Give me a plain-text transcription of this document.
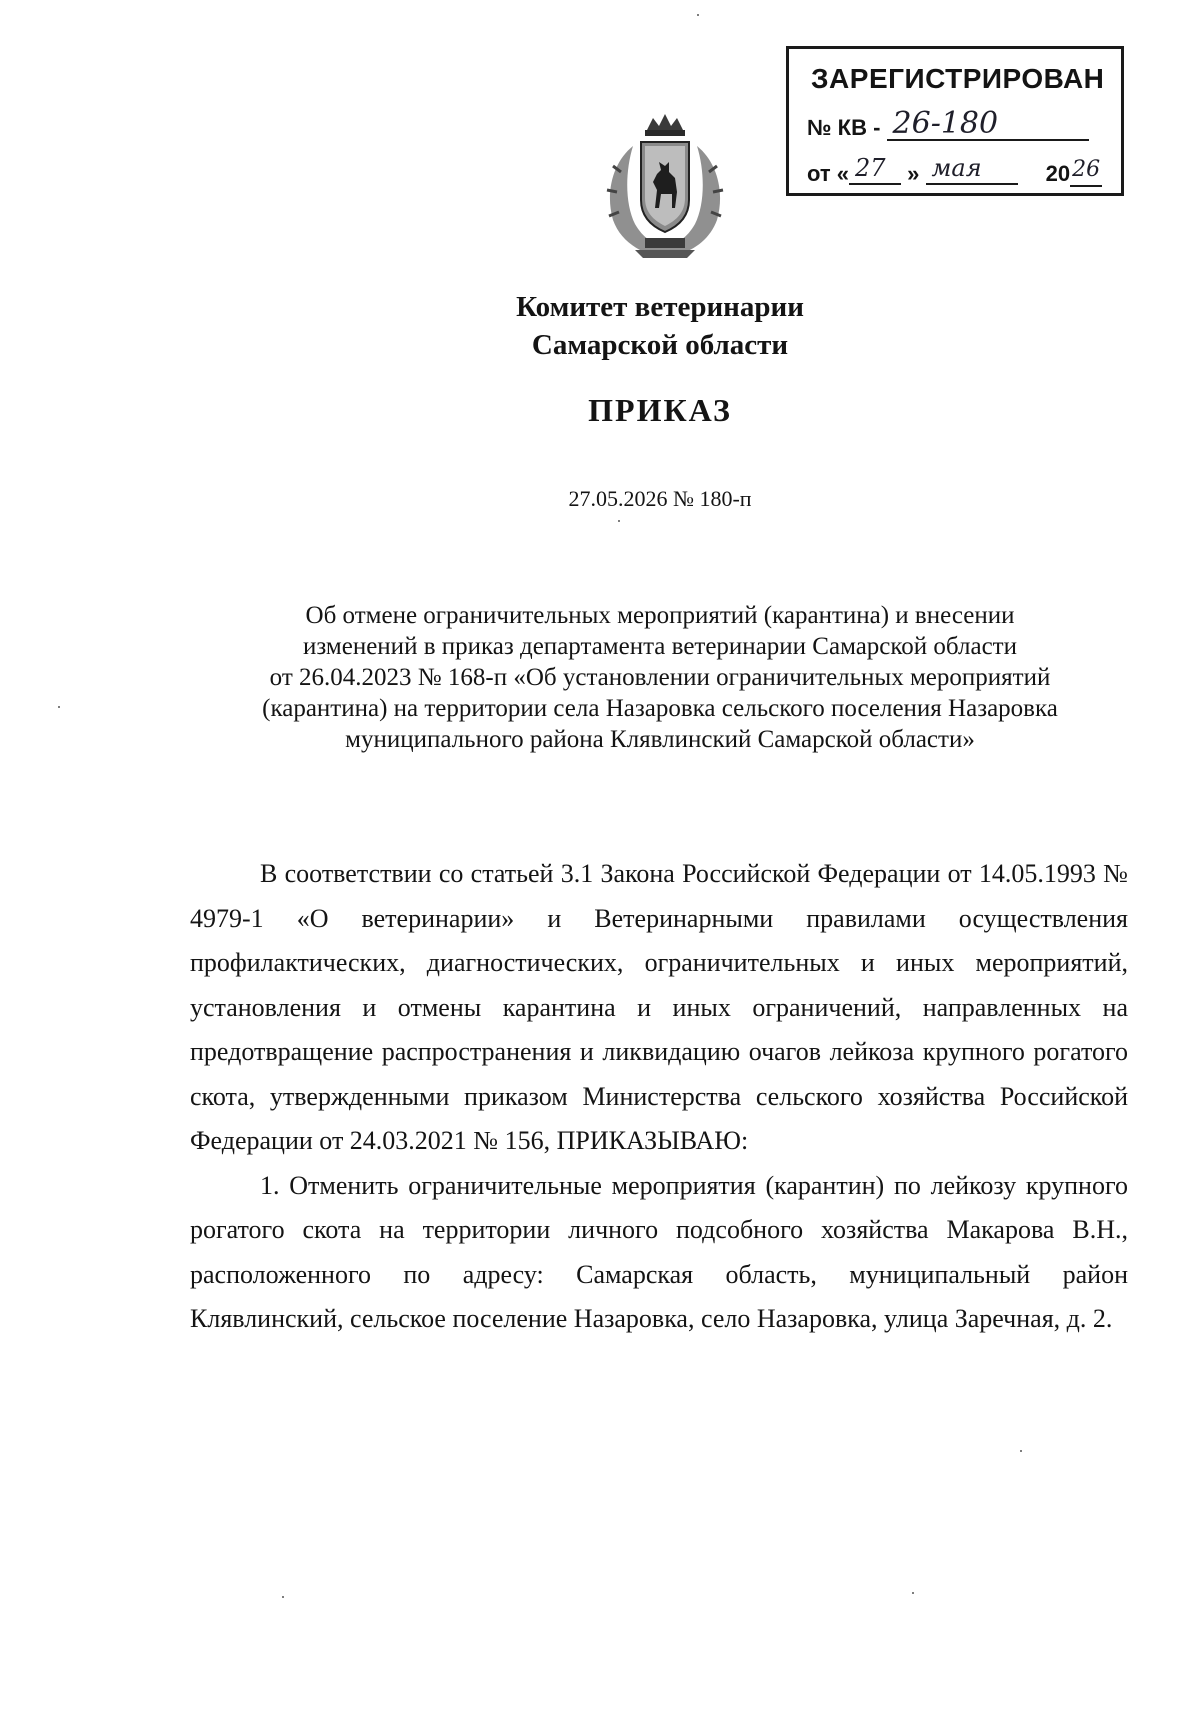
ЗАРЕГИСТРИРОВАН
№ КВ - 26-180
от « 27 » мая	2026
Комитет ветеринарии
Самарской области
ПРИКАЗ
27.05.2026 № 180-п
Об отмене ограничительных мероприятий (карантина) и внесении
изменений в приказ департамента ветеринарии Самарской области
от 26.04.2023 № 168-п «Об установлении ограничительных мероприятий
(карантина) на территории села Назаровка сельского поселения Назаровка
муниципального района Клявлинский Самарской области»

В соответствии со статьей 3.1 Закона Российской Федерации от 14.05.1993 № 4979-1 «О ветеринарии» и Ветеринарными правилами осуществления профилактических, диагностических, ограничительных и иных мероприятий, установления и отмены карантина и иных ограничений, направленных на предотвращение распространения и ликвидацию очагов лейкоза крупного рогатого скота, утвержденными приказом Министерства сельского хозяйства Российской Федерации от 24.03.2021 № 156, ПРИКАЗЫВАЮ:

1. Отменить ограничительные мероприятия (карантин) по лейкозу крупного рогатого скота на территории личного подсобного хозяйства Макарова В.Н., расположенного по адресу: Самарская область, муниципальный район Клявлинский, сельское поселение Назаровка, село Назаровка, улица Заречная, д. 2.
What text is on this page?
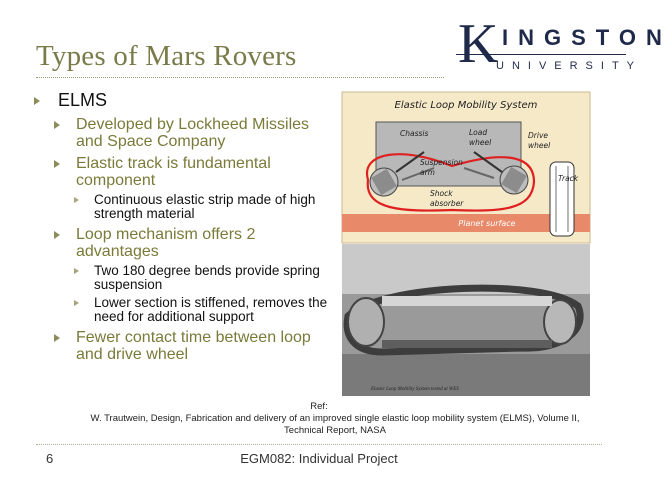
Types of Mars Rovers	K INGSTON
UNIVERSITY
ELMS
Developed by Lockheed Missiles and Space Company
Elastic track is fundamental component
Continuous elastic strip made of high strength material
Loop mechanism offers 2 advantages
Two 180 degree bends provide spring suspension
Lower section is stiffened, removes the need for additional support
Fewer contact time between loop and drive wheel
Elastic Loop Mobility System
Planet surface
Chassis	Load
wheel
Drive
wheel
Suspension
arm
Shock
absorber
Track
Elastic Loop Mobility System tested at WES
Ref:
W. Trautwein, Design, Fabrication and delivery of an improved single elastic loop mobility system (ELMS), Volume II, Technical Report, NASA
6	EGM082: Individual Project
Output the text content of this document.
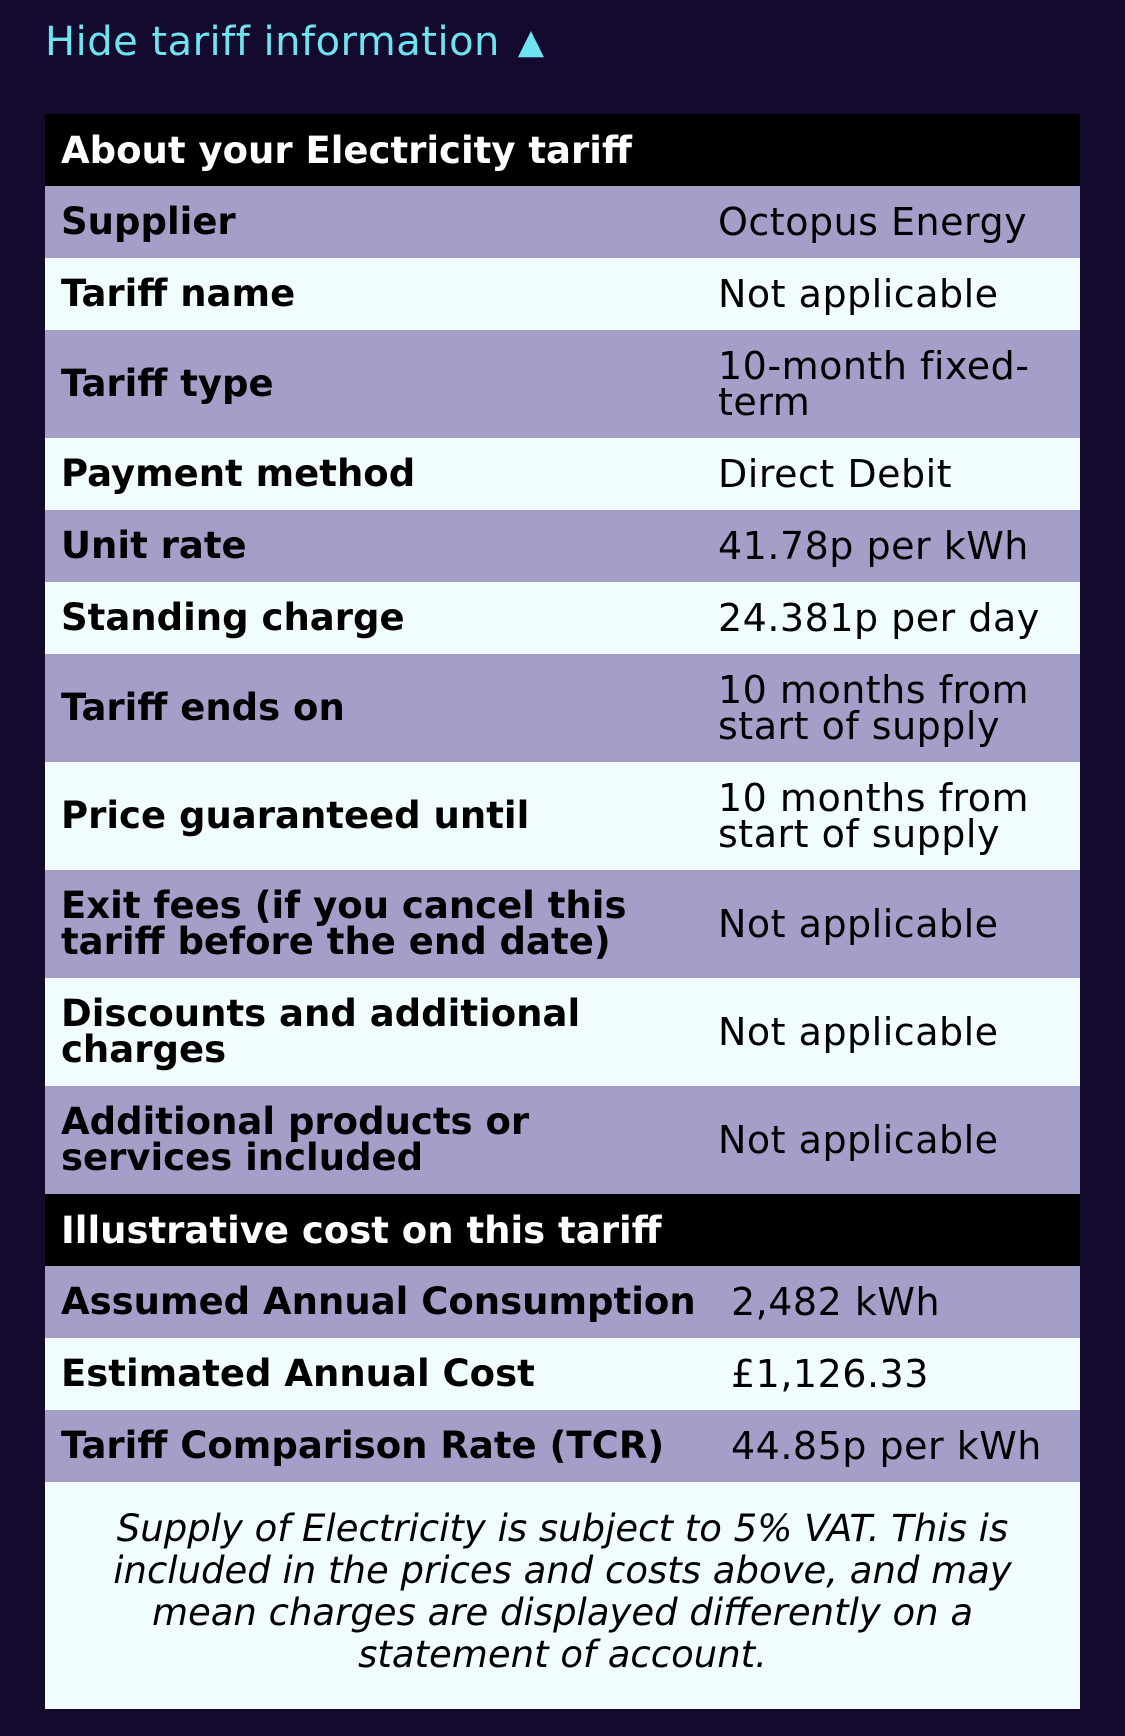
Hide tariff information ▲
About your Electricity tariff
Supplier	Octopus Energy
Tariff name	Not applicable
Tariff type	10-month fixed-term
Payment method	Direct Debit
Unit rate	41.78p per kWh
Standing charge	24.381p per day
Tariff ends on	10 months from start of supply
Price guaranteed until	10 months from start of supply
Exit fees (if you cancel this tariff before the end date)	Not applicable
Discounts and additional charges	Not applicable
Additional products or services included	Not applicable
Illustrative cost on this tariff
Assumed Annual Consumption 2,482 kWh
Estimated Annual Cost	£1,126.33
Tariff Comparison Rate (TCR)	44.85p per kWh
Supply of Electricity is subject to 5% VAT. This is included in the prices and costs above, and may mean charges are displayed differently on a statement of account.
--------------------------------------------------
PROBLEM DESCRIPTION: Could you repeat all of the material exactly? Pictures should not be copied.

CORRECT RESULT:
Give me a plain-text transcription of this document.
ЗАРЕГИСТРИРОВАН
№ КВ - 26-180
от « 27 » мая	2026
Комитет ветеринарии
Самарской области
ПРИКАЗ
27.05.2026 № 180-п
Об отмене ограничительных мероприятий (карантина) и внесении
изменений в приказ департамента ветеринарии Самарской области
от 26.04.2023 № 168-п «Об установлении ограничительных мероприятий
(карантина) на территории села Назаровка сельского поселения Назаровка
муниципального района Клявлинский Самарской области»

В соответствии со статьей 3.1 Закона Российской Федерации от 14.05.1993 № 4979-1 «О ветеринарии» и Ветеринарными правилами осуществления профилактических, диагностических, ограничительных и иных мероприятий, установления и отмены карантина и иных ограничений, направленных на предотвращение распространения и ликвидацию очагов лейкоза крупного рогатого скота, утвержденными приказом Министерства сельского хозяйства Российской Федерации от 24.03.2021 № 156, ПРИКАЗЫВАЮ:

1. Отменить ограничительные мероприятия (карантин) по лейкозу крупного рогатого скота на территории личного подсобного хозяйства Макарова В.Н., расположенного по адресу: Самарская область, муниципальный район Клявлинский, сельское поселение Назаровка, село Назаровка, улица Заречная, д. 2.
What text is on this page?
Types of Mars Rovers	K INGSTON
UNIVERSITY
ELMS
Developed by Lockheed Missiles and Space Company
Elastic track is fundamental component
Continuous elastic strip made of high strength material
Loop mechanism offers 2 advantages
Two 180 degree bends provide spring suspension
Lower section is stiffened, removes the need for additional support
Fewer contact time between loop and drive wheel
Elastic Loop Mobility System
Planet surface
Chassis	Load
wheel
Drive
wheel
Suspension
arm
Shock
absorber
Track
Elastic Loop Mobility System tested at WES
Ref:
W. Trautwein, Design, Fabrication and delivery of an improved single elastic loop mobility system (ELMS), Volume II, Technical Report, NASA
6	EGM082: Individual Project
Output the text content of this document.
Hide tariff information ▲
About your Electricity tariff
Supplier	Octopus Energy
Tariff name	Not applicable
Tariff type	10-month fixed-term
Payment method	Direct Debit
Unit rate	41.78p per kWh
Standing charge	24.381p per day
Tariff ends on	10 months from start of supply
Price guaranteed until	10 months from start of supply
Exit fees (if you cancel this tariff before the end date)	Not applicable
Discounts and additional charges	Not applicable
Additional products or services included	Not applicable
Illustrative cost on this tariff
Assumed Annual Consumption 2,482 kWh
Estimated Annual Cost	£1,126.33
Tariff Comparison Rate (TCR)	44.85p per kWh
Supply of Electricity is subject to 5% VAT. This is included in the prices and costs above, and may mean charges are displayed differently on a statement of account.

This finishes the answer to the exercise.